⟨

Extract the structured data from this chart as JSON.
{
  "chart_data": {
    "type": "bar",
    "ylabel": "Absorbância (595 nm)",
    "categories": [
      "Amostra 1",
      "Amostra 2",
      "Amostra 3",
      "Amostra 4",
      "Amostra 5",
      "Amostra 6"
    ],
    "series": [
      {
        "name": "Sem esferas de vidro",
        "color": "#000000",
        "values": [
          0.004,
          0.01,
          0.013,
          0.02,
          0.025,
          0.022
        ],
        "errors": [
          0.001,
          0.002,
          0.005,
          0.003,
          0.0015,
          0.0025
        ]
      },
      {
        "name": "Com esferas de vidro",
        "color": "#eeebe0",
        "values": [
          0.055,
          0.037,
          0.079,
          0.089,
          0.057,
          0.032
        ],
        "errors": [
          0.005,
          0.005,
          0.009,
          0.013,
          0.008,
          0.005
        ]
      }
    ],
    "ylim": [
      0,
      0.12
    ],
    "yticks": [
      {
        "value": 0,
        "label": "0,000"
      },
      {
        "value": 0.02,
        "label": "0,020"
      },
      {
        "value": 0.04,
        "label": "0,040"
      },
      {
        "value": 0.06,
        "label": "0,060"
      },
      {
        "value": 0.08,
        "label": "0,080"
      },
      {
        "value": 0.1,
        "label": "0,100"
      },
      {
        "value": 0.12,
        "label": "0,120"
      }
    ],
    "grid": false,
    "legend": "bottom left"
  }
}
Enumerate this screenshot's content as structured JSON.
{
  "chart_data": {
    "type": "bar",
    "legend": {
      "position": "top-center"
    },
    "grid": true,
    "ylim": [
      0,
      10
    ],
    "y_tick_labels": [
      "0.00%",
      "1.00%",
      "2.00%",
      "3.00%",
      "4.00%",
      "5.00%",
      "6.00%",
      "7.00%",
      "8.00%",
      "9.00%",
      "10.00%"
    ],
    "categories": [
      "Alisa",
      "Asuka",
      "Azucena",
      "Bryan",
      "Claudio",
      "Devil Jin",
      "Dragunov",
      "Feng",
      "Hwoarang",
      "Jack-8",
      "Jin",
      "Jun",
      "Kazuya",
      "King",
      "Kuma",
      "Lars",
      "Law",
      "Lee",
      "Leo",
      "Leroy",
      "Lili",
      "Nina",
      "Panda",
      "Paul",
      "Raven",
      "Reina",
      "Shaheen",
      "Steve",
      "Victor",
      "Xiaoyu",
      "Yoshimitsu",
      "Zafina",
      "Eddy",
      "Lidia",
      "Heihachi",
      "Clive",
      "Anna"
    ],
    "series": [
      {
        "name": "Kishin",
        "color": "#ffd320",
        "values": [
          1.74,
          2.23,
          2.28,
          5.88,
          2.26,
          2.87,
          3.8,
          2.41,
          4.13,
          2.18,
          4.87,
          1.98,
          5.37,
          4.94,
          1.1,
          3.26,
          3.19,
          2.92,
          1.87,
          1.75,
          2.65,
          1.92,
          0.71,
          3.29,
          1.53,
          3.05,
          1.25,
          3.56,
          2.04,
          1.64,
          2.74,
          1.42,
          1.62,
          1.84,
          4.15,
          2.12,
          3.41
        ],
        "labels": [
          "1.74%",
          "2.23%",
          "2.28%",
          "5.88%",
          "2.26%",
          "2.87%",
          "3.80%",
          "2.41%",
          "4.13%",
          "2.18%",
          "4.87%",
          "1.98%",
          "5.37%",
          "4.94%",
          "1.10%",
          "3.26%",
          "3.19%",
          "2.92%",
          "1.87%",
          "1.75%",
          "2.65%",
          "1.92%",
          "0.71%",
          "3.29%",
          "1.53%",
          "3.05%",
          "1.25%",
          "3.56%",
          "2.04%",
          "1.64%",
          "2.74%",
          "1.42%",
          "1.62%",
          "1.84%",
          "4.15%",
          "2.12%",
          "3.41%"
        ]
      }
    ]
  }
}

⟩

Produce a verbatim transcription of the entries above.

Extract the structured data from this chart as JSON.
{
  "chart_data": {
    "type": "bar",
    "ylabel": "Absorbância (595 nm)",
    "categories": [
      "Amostra 1",
      "Amostra 2",
      "Amostra 3",
      "Amostra 4",
      "Amostra 5",
      "Amostra 6"
    ],
    "series": [
      {
        "name": "Sem esferas de vidro",
        "color": "#000000",
        "values": [
          0.004,
          0.01,
          0.013,
          0.02,
          0.025,
          0.022
        ],
        "errors": [
          0.001,
          0.002,
          0.005,
          0.003,
          0.0015,
          0.0025
        ]
      },
      {
        "name": "Com esferas de vidro",
        "color": "#eeebe0",
        "values": [
          0.055,
          0.037,
          0.079,
          0.089,
          0.057,
          0.032
        ],
        "errors": [
          0.005,
          0.005,
          0.009,
          0.013,
          0.008,
          0.005
        ]
      }
    ],
    "ylim": [
      0,
      0.12
    ],
    "yticks": [
      {
        "value": 0,
        "label": "0,000"
      },
      {
        "value": 0.02,
        "label": "0,020"
      },
      {
        "value": 0.04,
        "label": "0,040"
      },
      {
        "value": 0.06,
        "label": "0,060"
      },
      {
        "value": 0.08,
        "label": "0,080"
      },
      {
        "value": 0.1,
        "label": "0,100"
      },
      {
        "value": 0.12,
        "label": "0,120"
      }
    ],
    "grid": false,
    "legend": "bottom left"
  }
}
Enumerate this screenshot's content as structured JSON.
{
  "chart_data": {
    "type": "bar",
    "legend": {
      "position": "top-center"
    },
    "grid": true,
    "ylim": [
      0,
      10
    ],
    "y_tick_labels": [
      "0.00%",
      "1.00%",
      "2.00%",
      "3.00%",
      "4.00%",
      "5.00%",
      "6.00%",
      "7.00%",
      "8.00%",
      "9.00%",
      "10.00%"
    ],
    "categories": [
      "Alisa",
      "Asuka",
      "Azucena",
      "Bryan",
      "Claudio",
      "Devil Jin",
      "Dragunov",
      "Feng",
      "Hwoarang",
      "Jack-8",
      "Jin",
      "Jun",
      "Kazuya",
      "King",
      "Kuma",
      "Lars",
      "Law",
      "Lee",
      "Leo",
      "Leroy",
      "Lili",
      "Nina",
      "Panda",
      "Paul",
      "Raven",
      "Reina",
      "Shaheen",
      "Steve",
      "Victor",
      "Xiaoyu",
      "Yoshimitsu",
      "Zafina",
      "Eddy",
      "Lidia",
      "Heihachi",
      "Clive",
      "Anna"
    ],
    "series": [
      {
        "name": "Kishin",
        "color": "#ffd320",
        "values": [
          1.74,
          2.23,
          2.28,
          5.88,
          2.26,
          2.87,
          3.8,
          2.41,
          4.13,
          2.18,
          4.87,
          1.98,
          5.37,
          4.94,
          1.1,
          3.26,
          3.19,
          2.92,
          1.87,
          1.75,
          2.65,
          1.92,
          0.71,
          3.29,
          1.53,
          3.05,
          1.25,
          3.56,
          2.04,
          1.64,
          2.74,
          1.42,
          1.62,
          1.84,
          4.15,
          2.12,
          3.41
        ],
        "labels": [
          "1.74%",
          "2.23%",
          "2.28%",
          "5.88%",
          "2.26%",
          "2.87%",
          "3.80%",
          "2.41%",
          "4.13%",
          "2.18%",
          "4.87%",
          "1.98%",
          "5.37%",
          "4.94%",
          "1.10%",
          "3.26%",
          "3.19%",
          "2.92%",
          "1.87%",
          "1.75%",
          "2.65%",
          "1.92%",
          "0.71%",
          "3.29%",
          "1.53%",
          "3.05%",
          "1.25%",
          "3.56%",
          "2.04%",
          "1.64%",
          "2.74%",
          "1.42%",
          "1.62%",
          "1.84%",
          "4.15%",
          "2.12%",
          "3.41%"
        ]
      }
    ]
  }
}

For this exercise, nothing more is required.